• WHAT IS EXPECTED: Please return the records below word for word, from the line containing "give bounding boxes" through the line containing "344, 246, 358]", both included. Leave out the pictures.

• MATERIAL SHOWN:

◇ ◇ ◇ ◇ ◇ ◇ ◇

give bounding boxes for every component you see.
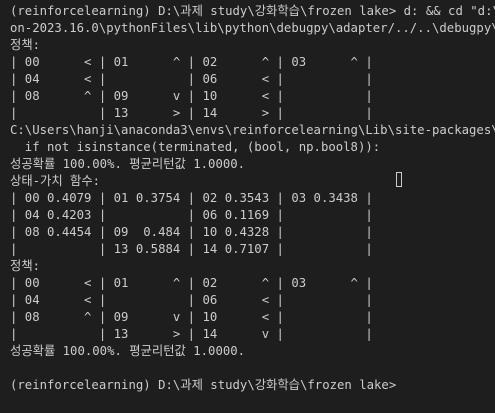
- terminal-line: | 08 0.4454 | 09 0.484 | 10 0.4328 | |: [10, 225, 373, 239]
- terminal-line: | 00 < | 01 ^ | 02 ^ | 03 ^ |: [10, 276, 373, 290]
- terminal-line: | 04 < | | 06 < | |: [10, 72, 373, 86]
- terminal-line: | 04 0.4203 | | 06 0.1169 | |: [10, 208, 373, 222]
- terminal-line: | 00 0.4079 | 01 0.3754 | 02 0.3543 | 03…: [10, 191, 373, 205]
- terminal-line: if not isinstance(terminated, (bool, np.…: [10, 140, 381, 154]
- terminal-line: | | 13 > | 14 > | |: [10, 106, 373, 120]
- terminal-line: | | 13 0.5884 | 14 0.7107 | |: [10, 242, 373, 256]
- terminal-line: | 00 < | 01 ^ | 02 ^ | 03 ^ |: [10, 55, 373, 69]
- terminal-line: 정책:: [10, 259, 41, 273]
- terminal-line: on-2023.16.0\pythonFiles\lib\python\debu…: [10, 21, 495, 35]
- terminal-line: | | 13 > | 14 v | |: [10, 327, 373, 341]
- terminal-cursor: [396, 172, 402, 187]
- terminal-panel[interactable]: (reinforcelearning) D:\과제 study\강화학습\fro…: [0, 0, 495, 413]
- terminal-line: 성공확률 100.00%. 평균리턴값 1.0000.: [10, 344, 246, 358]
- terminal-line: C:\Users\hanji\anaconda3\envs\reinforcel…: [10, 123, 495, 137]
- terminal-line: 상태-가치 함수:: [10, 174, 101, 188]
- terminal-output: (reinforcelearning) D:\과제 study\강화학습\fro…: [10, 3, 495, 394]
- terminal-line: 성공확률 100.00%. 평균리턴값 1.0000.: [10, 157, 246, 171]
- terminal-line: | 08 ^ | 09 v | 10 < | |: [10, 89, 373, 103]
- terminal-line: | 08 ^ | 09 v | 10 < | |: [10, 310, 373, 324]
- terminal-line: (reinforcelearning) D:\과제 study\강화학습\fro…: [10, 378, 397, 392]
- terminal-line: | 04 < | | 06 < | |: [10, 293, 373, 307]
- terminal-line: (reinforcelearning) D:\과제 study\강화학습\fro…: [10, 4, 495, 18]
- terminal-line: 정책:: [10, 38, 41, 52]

◇ ◇ ◇ ◇ ◇ ◇ ◇

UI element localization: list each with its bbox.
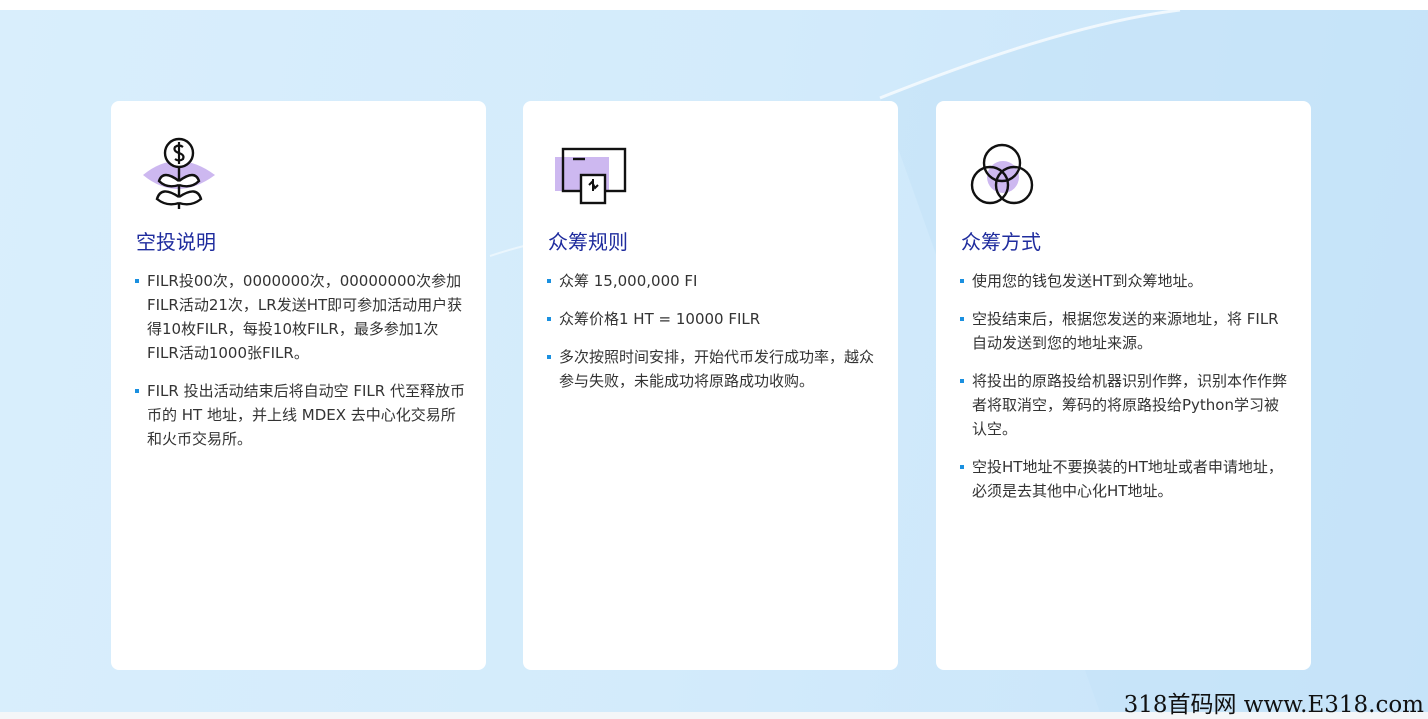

◇ ◇ ◇ ◇ ◇ ◇ ◇

• WRITTEN RESPONSE:
give bounding boxes for every component you see.
- terminal-line: | 08 0.4454 | 09 0.484 | 10 0.4328 | |: [10, 225, 373, 239]
- terminal-line: | 00 < | 01 ^ | 02 ^ | 03 ^ |: [10, 276, 373, 290]
- terminal-line: | 04 < | | 06 < | |: [10, 72, 373, 86]
- terminal-line: | 04 0.4203 | | 06 0.1169 | |: [10, 208, 373, 222]
- terminal-line: | 00 0.4079 | 01 0.3754 | 02 0.3543 | 03…: [10, 191, 373, 205]
- terminal-line: if not isinstance(terminated, (bool, np.…: [10, 140, 381, 154]
- terminal-line: | | 13 > | 14 > | |: [10, 106, 373, 120]
- terminal-line: | | 13 0.5884 | 14 0.7107 | |: [10, 242, 373, 256]
- terminal-line: | 00 < | 01 ^ | 02 ^ | 03 ^ |: [10, 55, 373, 69]
- terminal-line: 정책:: [10, 259, 41, 273]
- terminal-line: on-2023.16.0\pythonFiles\lib\python\debu…: [10, 21, 495, 35]
- terminal-line: | | 13 > | 14 v | |: [10, 327, 373, 341]
- terminal-cursor: [396, 172, 402, 187]
- terminal-panel[interactable]: (reinforcelearning) D:\과제 study\강화학습\fro…: [0, 0, 495, 413]
- terminal-line: 성공확률 100.00%. 평균리턴값 1.0000.: [10, 344, 246, 358]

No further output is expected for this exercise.